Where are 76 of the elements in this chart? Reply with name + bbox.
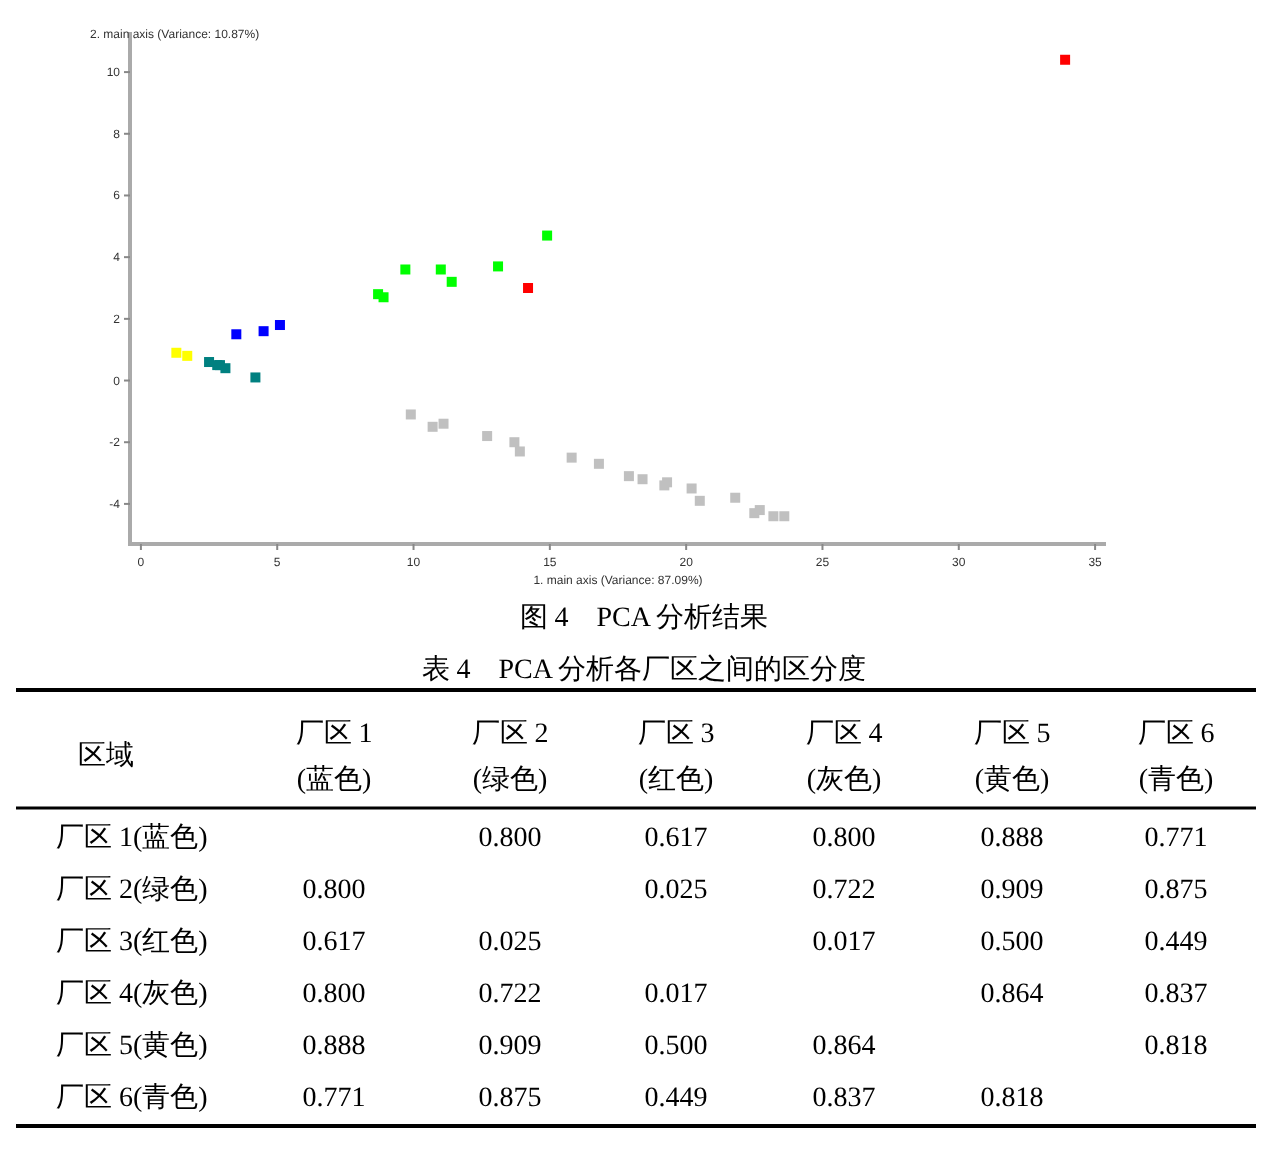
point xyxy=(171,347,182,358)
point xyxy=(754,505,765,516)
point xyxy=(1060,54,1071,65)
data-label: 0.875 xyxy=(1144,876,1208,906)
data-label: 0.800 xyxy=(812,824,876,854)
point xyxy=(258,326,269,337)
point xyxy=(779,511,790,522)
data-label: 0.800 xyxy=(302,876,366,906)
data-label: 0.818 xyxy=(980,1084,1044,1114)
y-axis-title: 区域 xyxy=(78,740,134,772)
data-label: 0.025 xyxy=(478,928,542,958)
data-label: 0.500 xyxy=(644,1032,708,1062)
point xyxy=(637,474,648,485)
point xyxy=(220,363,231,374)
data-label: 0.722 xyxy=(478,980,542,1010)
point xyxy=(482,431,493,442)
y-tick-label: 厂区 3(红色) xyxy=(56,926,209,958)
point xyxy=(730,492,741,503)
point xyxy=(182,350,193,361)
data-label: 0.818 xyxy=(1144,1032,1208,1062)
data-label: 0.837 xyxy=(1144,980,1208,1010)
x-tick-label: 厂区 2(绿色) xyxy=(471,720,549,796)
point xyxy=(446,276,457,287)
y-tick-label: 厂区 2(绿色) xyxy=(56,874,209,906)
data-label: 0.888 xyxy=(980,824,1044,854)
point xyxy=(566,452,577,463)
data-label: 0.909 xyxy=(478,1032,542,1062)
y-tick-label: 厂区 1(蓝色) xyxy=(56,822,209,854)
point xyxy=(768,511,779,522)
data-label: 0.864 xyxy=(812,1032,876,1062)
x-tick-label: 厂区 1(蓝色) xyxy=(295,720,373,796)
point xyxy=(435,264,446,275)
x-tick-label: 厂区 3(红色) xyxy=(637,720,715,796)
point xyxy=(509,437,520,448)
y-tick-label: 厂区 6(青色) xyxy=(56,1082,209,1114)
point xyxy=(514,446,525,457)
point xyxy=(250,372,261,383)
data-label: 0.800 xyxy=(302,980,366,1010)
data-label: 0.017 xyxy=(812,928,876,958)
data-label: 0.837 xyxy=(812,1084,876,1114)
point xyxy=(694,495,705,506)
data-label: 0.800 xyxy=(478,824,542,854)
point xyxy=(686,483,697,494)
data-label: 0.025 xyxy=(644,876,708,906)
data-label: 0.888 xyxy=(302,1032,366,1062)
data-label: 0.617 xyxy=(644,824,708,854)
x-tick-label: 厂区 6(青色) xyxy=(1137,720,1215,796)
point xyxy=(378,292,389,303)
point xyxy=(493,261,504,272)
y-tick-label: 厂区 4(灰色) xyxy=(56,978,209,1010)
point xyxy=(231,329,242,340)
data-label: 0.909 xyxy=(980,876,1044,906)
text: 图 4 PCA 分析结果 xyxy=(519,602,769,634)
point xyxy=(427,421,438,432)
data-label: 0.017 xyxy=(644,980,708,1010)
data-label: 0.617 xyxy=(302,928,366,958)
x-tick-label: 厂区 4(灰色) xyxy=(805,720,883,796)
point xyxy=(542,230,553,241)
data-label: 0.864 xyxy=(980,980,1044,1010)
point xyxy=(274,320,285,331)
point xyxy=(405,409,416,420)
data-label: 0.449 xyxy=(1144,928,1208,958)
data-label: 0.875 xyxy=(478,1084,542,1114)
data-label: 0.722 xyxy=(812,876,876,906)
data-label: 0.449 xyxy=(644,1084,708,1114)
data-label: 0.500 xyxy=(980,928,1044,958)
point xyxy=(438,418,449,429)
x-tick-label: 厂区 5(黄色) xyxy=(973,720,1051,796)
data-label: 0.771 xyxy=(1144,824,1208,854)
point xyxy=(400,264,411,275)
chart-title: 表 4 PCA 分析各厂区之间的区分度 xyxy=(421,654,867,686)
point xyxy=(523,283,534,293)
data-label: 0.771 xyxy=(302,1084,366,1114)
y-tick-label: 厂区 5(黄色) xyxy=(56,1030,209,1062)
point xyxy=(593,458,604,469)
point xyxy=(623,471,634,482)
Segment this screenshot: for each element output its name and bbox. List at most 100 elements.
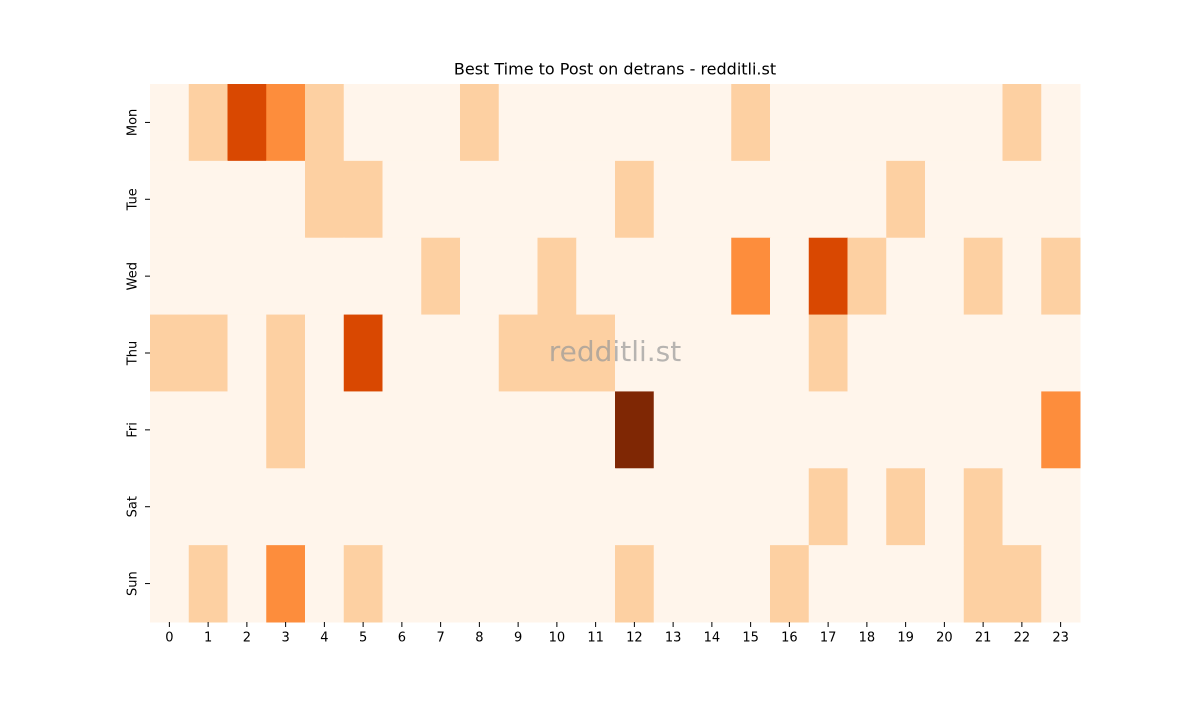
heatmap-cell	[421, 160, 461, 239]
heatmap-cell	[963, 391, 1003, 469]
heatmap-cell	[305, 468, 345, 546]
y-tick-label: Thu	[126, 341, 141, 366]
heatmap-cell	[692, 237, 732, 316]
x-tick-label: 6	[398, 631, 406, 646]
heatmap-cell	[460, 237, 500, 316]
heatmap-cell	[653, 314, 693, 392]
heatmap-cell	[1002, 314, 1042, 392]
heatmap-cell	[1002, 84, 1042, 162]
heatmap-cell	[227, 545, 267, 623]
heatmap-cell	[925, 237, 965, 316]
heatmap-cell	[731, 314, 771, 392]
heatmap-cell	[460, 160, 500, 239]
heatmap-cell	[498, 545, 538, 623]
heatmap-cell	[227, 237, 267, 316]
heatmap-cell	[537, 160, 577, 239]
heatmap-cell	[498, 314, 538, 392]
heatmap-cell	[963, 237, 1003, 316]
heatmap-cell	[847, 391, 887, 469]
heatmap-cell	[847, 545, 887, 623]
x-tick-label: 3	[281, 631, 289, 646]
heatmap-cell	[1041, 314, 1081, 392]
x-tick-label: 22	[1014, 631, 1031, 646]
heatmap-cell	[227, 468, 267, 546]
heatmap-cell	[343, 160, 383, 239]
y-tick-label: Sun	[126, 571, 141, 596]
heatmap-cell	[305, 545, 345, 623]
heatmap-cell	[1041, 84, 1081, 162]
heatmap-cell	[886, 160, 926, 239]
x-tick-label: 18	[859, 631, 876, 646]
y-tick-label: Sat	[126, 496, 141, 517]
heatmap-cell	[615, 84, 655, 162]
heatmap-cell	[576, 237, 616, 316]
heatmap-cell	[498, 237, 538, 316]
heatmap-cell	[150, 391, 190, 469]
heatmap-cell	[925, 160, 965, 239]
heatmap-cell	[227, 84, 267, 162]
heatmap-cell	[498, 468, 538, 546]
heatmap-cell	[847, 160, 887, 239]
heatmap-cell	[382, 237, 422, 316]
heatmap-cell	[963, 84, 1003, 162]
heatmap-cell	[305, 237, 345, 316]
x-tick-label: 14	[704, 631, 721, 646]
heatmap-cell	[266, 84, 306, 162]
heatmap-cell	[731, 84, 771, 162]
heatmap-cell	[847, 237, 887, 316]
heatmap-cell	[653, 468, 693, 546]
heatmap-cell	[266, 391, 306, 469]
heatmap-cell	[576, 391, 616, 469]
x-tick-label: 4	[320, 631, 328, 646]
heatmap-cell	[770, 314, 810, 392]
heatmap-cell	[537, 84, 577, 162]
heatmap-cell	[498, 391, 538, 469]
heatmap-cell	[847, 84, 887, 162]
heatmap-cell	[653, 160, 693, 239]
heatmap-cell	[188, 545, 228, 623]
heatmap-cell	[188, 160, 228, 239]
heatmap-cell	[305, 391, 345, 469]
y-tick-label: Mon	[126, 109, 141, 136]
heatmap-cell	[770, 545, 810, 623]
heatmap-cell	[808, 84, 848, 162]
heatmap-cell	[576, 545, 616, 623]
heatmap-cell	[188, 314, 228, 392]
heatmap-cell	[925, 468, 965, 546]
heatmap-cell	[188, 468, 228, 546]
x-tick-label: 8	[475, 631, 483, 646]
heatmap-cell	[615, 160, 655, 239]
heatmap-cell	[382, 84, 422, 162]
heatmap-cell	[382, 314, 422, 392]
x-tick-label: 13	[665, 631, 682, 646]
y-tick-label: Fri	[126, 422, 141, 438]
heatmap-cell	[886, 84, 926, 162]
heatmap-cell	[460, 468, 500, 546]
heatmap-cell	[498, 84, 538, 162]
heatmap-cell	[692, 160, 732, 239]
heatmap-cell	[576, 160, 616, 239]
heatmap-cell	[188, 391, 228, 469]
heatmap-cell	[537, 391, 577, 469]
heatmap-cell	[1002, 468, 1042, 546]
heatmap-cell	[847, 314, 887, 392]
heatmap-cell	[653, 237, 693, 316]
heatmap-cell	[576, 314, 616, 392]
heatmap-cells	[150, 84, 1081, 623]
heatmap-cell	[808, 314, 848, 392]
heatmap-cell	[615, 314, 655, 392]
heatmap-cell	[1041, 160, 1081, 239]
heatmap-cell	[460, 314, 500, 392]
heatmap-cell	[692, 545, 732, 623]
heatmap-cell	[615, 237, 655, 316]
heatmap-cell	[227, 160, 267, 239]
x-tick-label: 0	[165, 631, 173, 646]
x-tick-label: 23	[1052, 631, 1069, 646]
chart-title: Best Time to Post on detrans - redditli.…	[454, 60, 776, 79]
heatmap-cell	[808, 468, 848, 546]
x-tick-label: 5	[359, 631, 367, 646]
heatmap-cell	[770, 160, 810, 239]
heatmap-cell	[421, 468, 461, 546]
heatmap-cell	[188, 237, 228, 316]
========================
**Your goal:**
Reproduce verbatim every line of the listing from the one containing "point xyxy=(171,347,182,358)" down through the one containing "data-label: 0.800 xyxy=(302,876,366,906)", both lines included.

**Exercise result:**
point xyxy=(171,347,182,358)
point xyxy=(754,505,765,516)
point xyxy=(1060,54,1071,65)
data-label: 0.875 xyxy=(1144,876,1208,906)
data-label: 0.800 xyxy=(812,824,876,854)
point xyxy=(258,326,269,337)
point xyxy=(779,511,790,522)
data-label: 0.800 xyxy=(302,876,366,906)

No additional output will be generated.